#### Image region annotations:
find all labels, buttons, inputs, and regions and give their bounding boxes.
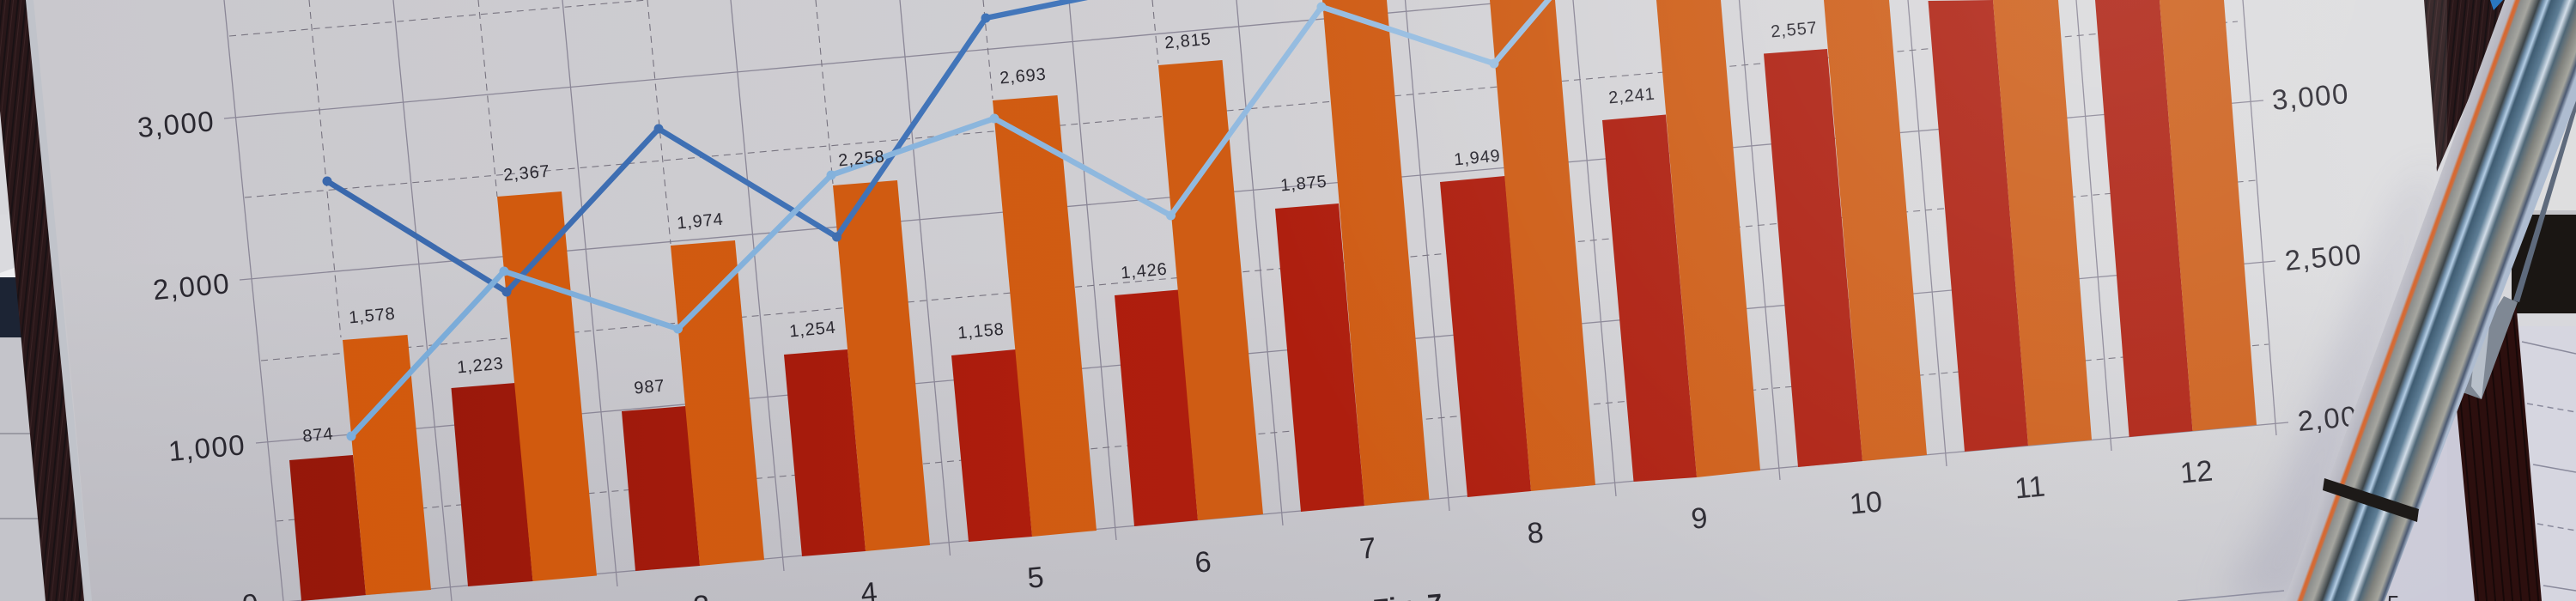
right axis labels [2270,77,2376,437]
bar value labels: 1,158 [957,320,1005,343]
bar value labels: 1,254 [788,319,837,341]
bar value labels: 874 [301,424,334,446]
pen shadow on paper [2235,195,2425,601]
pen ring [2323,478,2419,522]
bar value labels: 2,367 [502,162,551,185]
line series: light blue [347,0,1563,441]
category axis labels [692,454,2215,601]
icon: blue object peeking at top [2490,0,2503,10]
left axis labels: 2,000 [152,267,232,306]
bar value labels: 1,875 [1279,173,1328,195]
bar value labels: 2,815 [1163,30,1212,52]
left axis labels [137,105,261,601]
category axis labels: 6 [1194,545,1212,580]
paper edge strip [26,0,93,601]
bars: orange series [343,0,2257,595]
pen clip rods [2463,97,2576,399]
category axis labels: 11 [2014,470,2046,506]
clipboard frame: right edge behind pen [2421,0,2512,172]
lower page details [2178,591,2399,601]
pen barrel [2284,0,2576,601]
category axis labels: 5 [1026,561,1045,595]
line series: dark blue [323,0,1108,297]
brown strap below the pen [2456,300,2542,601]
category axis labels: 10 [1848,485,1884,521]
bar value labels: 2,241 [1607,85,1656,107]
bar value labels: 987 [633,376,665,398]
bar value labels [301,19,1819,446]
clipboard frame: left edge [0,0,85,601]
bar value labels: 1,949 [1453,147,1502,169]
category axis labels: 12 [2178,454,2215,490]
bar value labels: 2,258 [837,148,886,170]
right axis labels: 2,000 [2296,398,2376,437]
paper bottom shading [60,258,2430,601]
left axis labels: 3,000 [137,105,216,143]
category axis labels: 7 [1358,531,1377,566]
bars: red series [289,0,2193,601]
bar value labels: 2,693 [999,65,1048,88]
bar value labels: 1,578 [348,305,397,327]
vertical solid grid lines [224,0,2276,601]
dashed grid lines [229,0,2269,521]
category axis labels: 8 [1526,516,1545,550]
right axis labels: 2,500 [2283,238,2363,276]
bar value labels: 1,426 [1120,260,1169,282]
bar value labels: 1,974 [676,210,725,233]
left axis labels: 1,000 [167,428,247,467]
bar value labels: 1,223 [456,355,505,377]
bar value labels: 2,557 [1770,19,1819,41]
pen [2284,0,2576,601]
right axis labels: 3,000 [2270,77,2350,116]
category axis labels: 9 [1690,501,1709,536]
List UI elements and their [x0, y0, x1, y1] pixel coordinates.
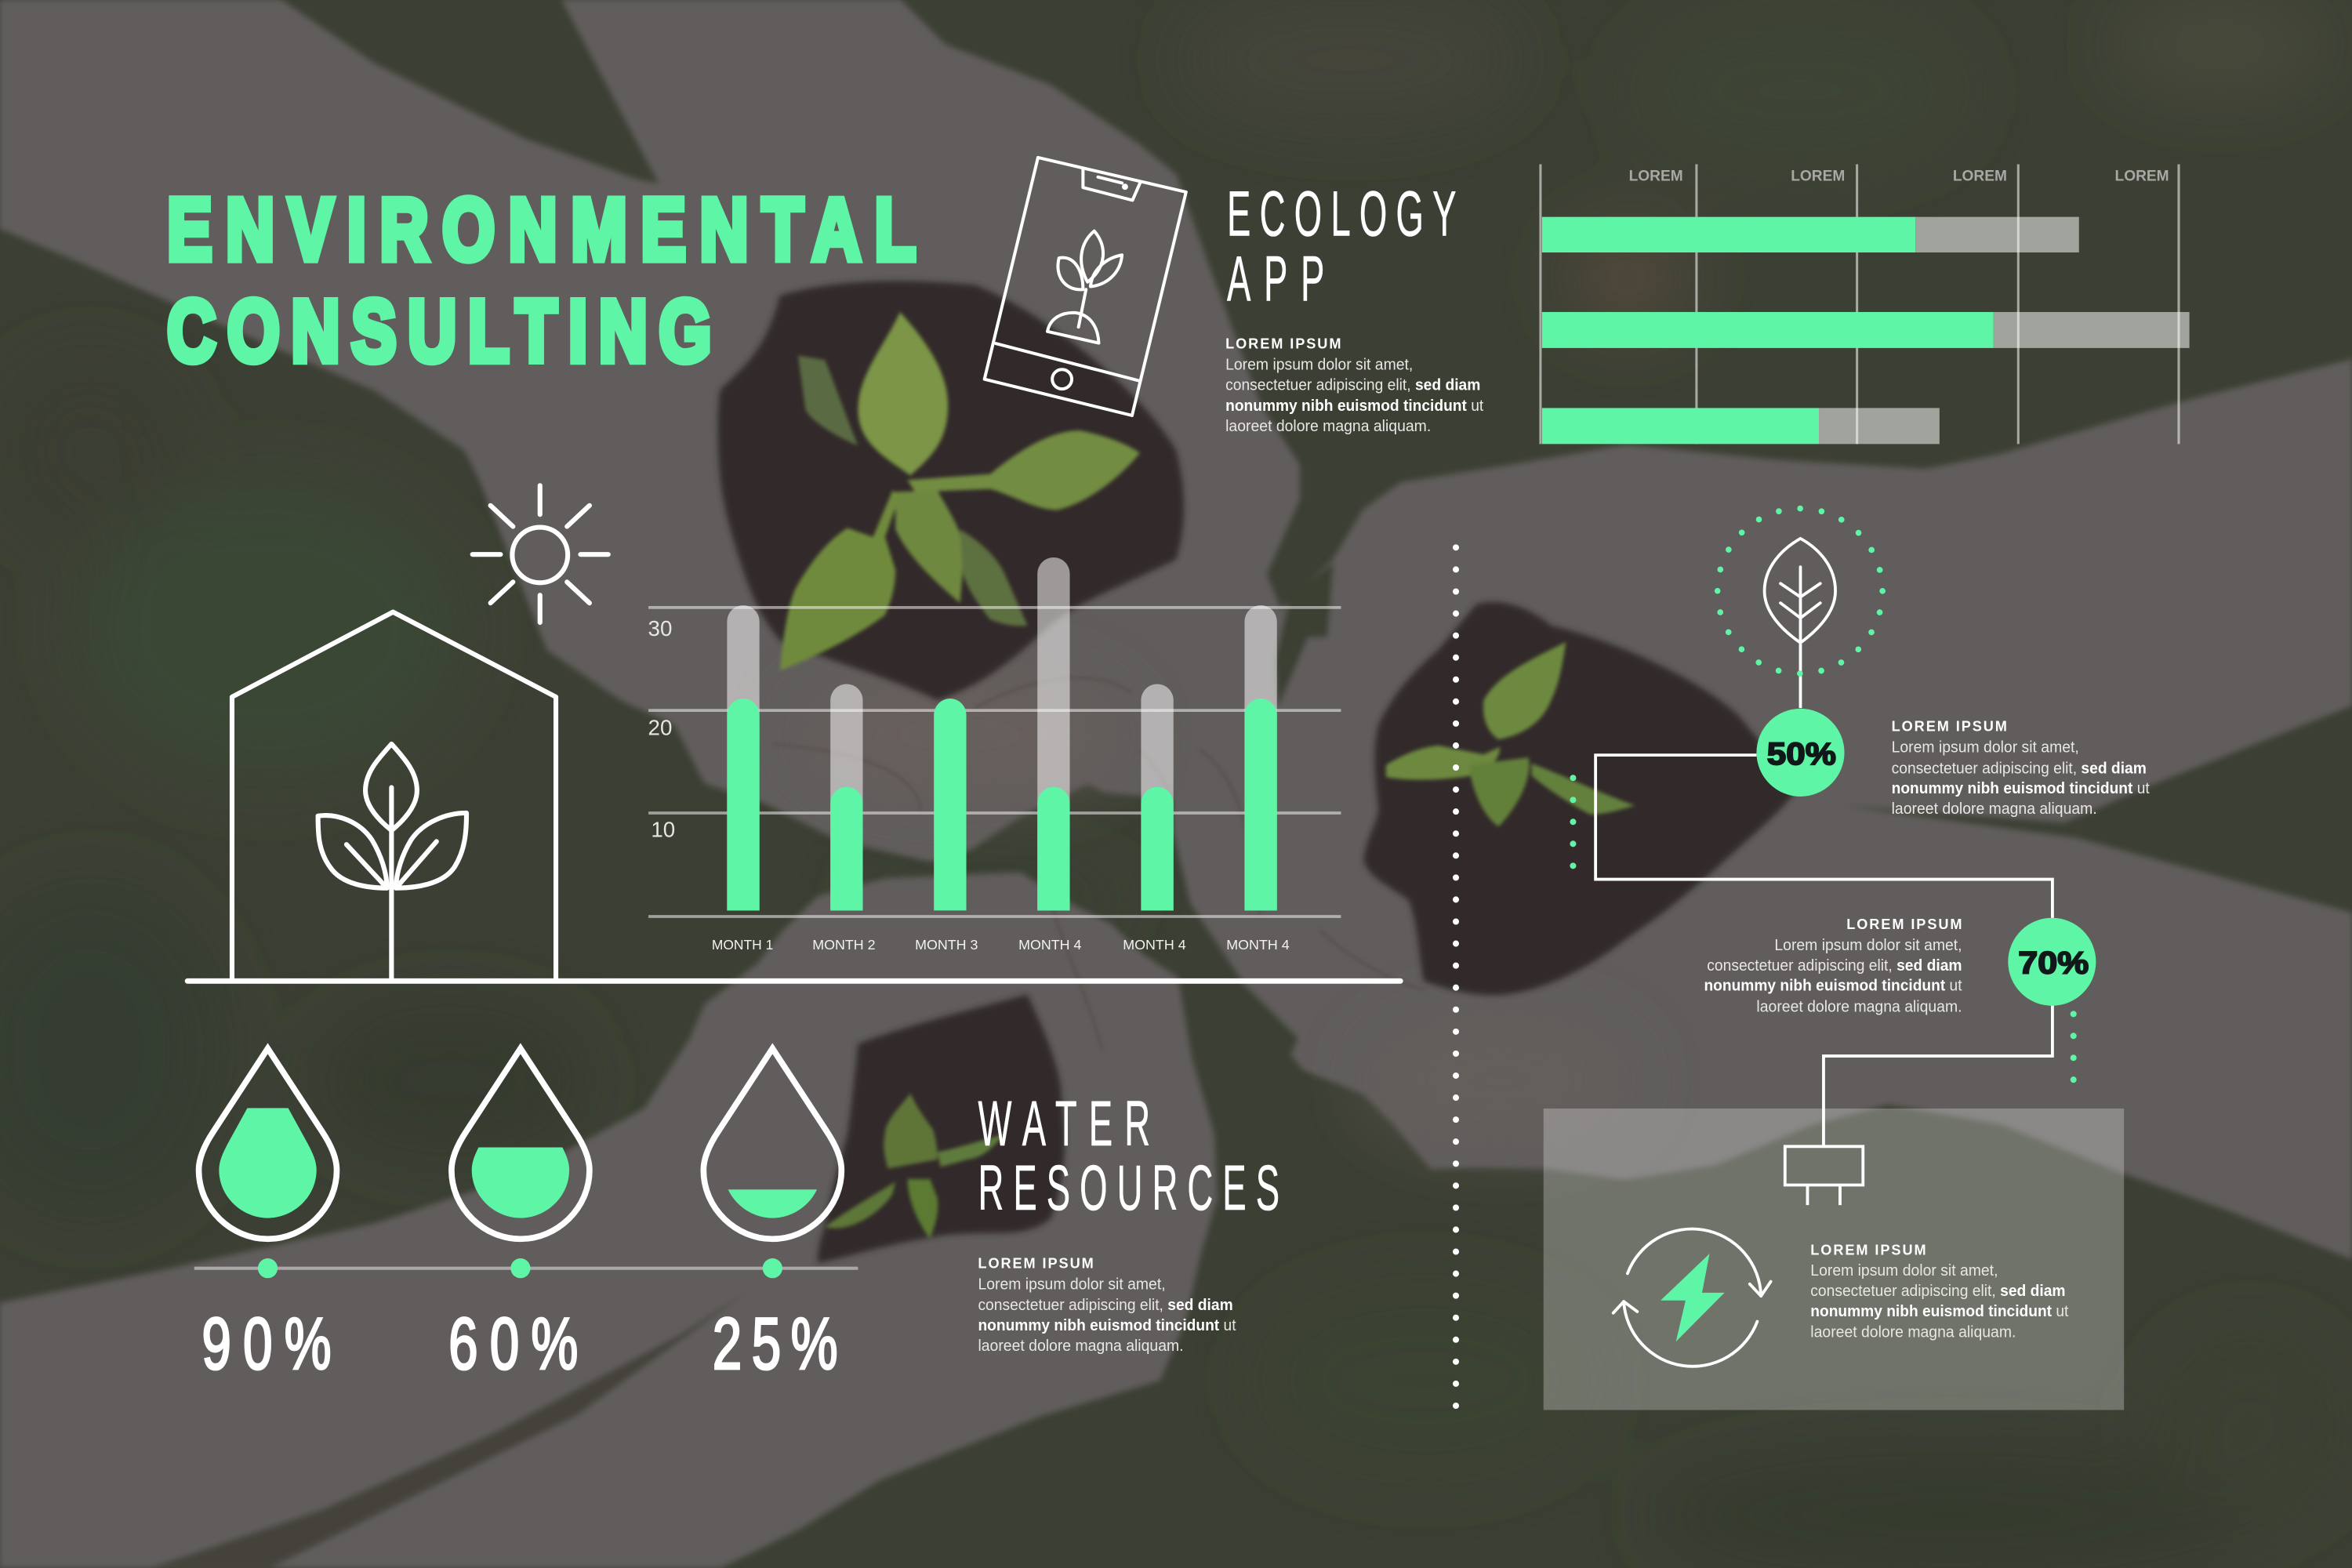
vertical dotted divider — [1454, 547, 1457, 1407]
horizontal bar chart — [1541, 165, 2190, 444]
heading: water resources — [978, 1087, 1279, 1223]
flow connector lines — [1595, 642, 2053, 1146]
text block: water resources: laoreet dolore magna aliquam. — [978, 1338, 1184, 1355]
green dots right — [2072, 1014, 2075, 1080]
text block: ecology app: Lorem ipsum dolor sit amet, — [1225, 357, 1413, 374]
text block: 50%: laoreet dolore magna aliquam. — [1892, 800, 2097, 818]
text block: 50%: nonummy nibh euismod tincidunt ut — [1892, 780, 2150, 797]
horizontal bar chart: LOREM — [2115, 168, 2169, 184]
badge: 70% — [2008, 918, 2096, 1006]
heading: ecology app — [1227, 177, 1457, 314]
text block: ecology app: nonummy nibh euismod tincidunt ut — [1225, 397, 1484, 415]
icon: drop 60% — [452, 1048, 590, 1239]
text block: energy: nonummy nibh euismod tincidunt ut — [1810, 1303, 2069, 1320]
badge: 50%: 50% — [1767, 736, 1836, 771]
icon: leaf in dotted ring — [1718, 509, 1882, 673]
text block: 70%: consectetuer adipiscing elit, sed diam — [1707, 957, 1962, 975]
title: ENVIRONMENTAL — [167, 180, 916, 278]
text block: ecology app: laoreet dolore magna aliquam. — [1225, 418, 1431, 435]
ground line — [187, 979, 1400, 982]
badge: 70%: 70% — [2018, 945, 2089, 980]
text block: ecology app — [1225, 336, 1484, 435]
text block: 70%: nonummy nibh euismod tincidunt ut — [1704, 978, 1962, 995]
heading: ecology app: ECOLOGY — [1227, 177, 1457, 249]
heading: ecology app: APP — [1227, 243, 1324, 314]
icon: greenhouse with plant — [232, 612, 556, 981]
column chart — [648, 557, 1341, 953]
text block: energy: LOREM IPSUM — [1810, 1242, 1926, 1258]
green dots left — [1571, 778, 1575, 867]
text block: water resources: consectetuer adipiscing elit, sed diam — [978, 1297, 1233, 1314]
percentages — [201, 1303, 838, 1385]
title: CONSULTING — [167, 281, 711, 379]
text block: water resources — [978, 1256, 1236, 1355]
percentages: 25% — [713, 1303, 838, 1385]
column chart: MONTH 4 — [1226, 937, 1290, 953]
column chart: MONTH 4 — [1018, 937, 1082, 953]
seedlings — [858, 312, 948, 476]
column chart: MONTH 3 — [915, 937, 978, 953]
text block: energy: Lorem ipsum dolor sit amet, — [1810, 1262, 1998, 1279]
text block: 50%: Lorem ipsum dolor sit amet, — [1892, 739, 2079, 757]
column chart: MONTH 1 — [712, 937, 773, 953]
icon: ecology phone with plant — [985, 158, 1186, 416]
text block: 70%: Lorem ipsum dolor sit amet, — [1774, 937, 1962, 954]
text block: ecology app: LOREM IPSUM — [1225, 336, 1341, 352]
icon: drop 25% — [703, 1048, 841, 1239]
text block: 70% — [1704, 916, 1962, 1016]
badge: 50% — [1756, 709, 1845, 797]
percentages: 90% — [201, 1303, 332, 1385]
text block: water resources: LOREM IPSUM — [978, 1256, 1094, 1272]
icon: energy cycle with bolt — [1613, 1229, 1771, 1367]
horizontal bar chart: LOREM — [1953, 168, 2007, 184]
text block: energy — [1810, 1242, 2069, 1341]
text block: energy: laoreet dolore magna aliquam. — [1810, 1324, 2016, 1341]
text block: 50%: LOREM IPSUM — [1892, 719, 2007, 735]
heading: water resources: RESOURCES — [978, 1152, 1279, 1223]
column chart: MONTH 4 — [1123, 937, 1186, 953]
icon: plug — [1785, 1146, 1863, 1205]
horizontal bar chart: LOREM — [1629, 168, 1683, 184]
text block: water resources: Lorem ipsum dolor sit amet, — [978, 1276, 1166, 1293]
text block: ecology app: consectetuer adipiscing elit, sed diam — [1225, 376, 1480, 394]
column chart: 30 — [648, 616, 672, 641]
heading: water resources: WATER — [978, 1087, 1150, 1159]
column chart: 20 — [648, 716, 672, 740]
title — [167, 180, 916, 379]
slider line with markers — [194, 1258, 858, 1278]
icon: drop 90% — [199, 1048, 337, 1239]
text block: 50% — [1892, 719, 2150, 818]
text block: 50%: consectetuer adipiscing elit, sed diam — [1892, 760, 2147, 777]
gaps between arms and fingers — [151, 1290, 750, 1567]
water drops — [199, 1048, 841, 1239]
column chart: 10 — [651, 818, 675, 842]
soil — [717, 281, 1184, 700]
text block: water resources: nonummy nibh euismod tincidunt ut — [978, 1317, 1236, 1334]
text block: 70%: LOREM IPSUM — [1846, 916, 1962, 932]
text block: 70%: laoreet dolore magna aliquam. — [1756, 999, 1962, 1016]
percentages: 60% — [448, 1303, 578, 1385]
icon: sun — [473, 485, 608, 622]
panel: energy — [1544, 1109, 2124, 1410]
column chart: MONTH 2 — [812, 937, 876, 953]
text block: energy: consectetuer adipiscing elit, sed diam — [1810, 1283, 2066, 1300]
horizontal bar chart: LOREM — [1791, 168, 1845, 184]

#### SHORT TASK:
Reproduce all of the material above line for line, without any changes, and leave the pictures out.

#### ANSWER TO THIS EXERCISE:
find all labels, buttons, inputs, and regions and give their bounding boxes.
right axis labels [2270,77,2376,437]
bar value labels: 1,158 [957,320,1005,343]
bar value labels: 1,254 [788,319,837,341]
bar value labels: 874 [301,424,334,446]
pen shadow on paper [2235,195,2425,601]
pen ring [2323,478,2419,522]
bar value labels: 2,367 [502,162,551,185]
line series: light blue [347,0,1563,441]
category axis labels [692,454,2215,601]
icon: blue object peeking at top [2490,0,2503,10]
left axis labels: 2,000 [152,267,232,306]
bar value labels: 1,875 [1279,173,1328,195]
bar value labels: 2,815 [1163,30,1212,52]
left axis labels [137,105,261,601]
category axis labels: 6 [1194,545,1212,580]
paper edge strip [26,0,93,601]
bars: orange series [343,0,2257,595]
pen clip rods [2463,97,2576,399]
category axis labels: 11 [2014,470,2046,506]
clipboard frame: right edge behind pen [2421,0,2512,172]
lower page details [2178,591,2399,601]
pen barrel [2284,0,2576,601]
category axis labels: 5 [1026,561,1045,595]
line series: dark blue [323,0,1108,297]
brown strap below the pen [2456,300,2542,601]
category axis labels: 10 [1848,485,1884,521]
bar value labels: 2,241 [1607,85,1656,107]
bar value labels: 987 [633,376,665,398]
bar value labels [301,19,1819,446]
clipboard frame: left edge [0,0,85,601]
bar value labels: 1,949 [1453,147,1502,169]
category axis labels: 12 [2178,454,2215,490]
bar value labels: 2,258 [837,148,886,170]
right axis labels: 2,000 [2296,398,2376,437]
paper bottom shading [60,258,2430,601]
left axis labels: 3,000 [137,105,216,143]
category axis labels: 7 [1358,531,1377,566]
bars: red series [289,0,2193,601]
bar value labels: 2,693 [999,65,1048,88]
bar value labels: 1,578 [348,305,397,327]
vertical solid grid lines [224,0,2276,601]
dashed grid lines [229,0,2269,521]
category axis labels: 8 [1526,516,1545,550]
right axis labels: 2,500 [2283,238,2363,276]
bar value labels: 1,426 [1120,260,1169,282]
bar value labels: 1,974 [676,210,725,233]
left axis labels: 1,000 [167,428,247,467]
bar value labels: 1,223 [456,355,505,377]
bar value labels: 2,557 [1770,19,1819,41]
pen [2284,0,2576,601]
right axis labels: 3,000 [2270,77,2350,116]
category axis labels: 9 [1690,501,1709,536]
List UI elements and their [x0, y0, x1, y1] pixel coordinates.
vertical dotted divider — [1454, 547, 1457, 1407]
horizontal bar chart — [1541, 165, 2190, 444]
heading: water resources — [978, 1087, 1279, 1223]
flow connector lines — [1595, 642, 2053, 1146]
text block: water resources: laoreet dolore magna aliquam. — [978, 1338, 1184, 1355]
green dots right — [2072, 1014, 2075, 1080]
text block: ecology app: Lorem ipsum dolor sit amet, — [1225, 357, 1413, 374]
text block: 50%: laoreet dolore magna aliquam. — [1892, 800, 2097, 818]
text block: 50%: nonummy nibh euismod tincidunt ut — [1892, 780, 2150, 797]
horizontal bar chart: LOREM — [2115, 168, 2169, 184]
badge: 70% — [2008, 918, 2096, 1006]
heading: ecology app — [1227, 177, 1457, 314]
text block: ecology app: nonummy nibh euismod tincidunt ut — [1225, 397, 1484, 415]
icon: drop 60% — [452, 1048, 590, 1239]
text block: energy: nonummy nibh euismod tincidunt ut — [1810, 1303, 2069, 1320]
badge: 50%: 50% — [1767, 736, 1836, 771]
icon: leaf in dotted ring — [1718, 509, 1882, 673]
text block: 70%: consectetuer adipiscing elit, sed diam — [1707, 957, 1962, 975]
title: ENVIRONMENTAL — [167, 180, 916, 278]
text block: ecology app: laoreet dolore magna aliquam. — [1225, 418, 1431, 435]
ground line — [187, 979, 1400, 982]
badge: 70%: 70% — [2018, 945, 2089, 980]
text block: ecology app — [1225, 336, 1484, 435]
text block: 70%: nonummy nibh euismod tincidunt ut — [1704, 978, 1962, 995]
heading: ecology app: ECOLOGY — [1227, 177, 1457, 249]
heading: ecology app: APP — [1227, 243, 1324, 314]
icon: greenhouse with plant — [232, 612, 556, 981]
column chart — [648, 557, 1341, 953]
text block: energy: LOREM IPSUM — [1810, 1242, 1926, 1258]
green dots left — [1571, 778, 1575, 867]
text block: water resources: consectetuer adipiscing elit, sed diam — [978, 1297, 1233, 1314]
percentages — [201, 1303, 838, 1385]
title: CONSULTING — [167, 281, 711, 379]
text block: water resources — [978, 1256, 1236, 1355]
percentages: 25% — [713, 1303, 838, 1385]
column chart: MONTH 4 — [1226, 937, 1290, 953]
column chart: MONTH 4 — [1018, 937, 1082, 953]
seedlings — [858, 312, 948, 476]
column chart: MONTH 3 — [915, 937, 978, 953]
text block: energy: Lorem ipsum dolor sit amet, — [1810, 1262, 1998, 1279]
text block: 50%: Lorem ipsum dolor sit amet, — [1892, 739, 2079, 757]
column chart: MONTH 1 — [712, 937, 773, 953]
icon: ecology phone with plant — [985, 158, 1186, 416]
text block: 70%: Lorem ipsum dolor sit amet, — [1774, 937, 1962, 954]
text block: ecology app: LOREM IPSUM — [1225, 336, 1341, 352]
icon: drop 25% — [703, 1048, 841, 1239]
text block: 70% — [1704, 916, 1962, 1016]
badge: 50% — [1756, 709, 1845, 797]
percentages: 90% — [201, 1303, 332, 1385]
text block: water resources: LOREM IPSUM — [978, 1256, 1094, 1272]
icon: energy cycle with bolt — [1613, 1229, 1771, 1367]
horizontal bar chart: LOREM — [1953, 168, 2007, 184]
text block: energy — [1810, 1242, 2069, 1341]
text block: energy: laoreet dolore magna aliquam. — [1810, 1324, 2016, 1341]
text block: 50%: LOREM IPSUM — [1892, 719, 2007, 735]
heading: water resources: RESOURCES — [978, 1152, 1279, 1223]
column chart: MONTH 4 — [1123, 937, 1186, 953]
icon: plug — [1785, 1146, 1863, 1205]
horizontal bar chart: LOREM — [1629, 168, 1683, 184]
text block: water resources: Lorem ipsum dolor sit amet, — [978, 1276, 1166, 1293]
text block: ecology app: consectetuer adipiscing elit, sed diam — [1225, 376, 1480, 394]
column chart: 30 — [648, 616, 672, 641]
heading: water resources: WATER — [978, 1087, 1150, 1159]
column chart: 20 — [648, 716, 672, 740]
title — [167, 180, 916, 379]
slider line with markers — [194, 1258, 858, 1278]
icon: drop 90% — [199, 1048, 337, 1239]
text block: 50% — [1892, 719, 2150, 818]
text block: 50%: consectetuer adipiscing elit, sed diam — [1892, 760, 2147, 777]
gaps between arms and fingers — [151, 1290, 750, 1567]
water drops — [199, 1048, 841, 1239]
column chart: 10 — [651, 818, 675, 842]
soil — [717, 281, 1184, 700]
text block: water resources: nonummy nibh euismod tincidunt ut — [978, 1317, 1236, 1334]
text block: 70%: LOREM IPSUM — [1846, 916, 1962, 932]
text block: 70%: laoreet dolore magna aliquam. — [1756, 999, 1962, 1016]
percentages: 60% — [448, 1303, 578, 1385]
icon: sun — [473, 485, 608, 622]
panel: energy — [1544, 1109, 2124, 1410]
column chart: MONTH 2 — [812, 937, 876, 953]
text block: energy: consectetuer adipiscing elit, sed diam — [1810, 1283, 2066, 1300]
horizontal bar chart: LOREM — [1791, 168, 1845, 184]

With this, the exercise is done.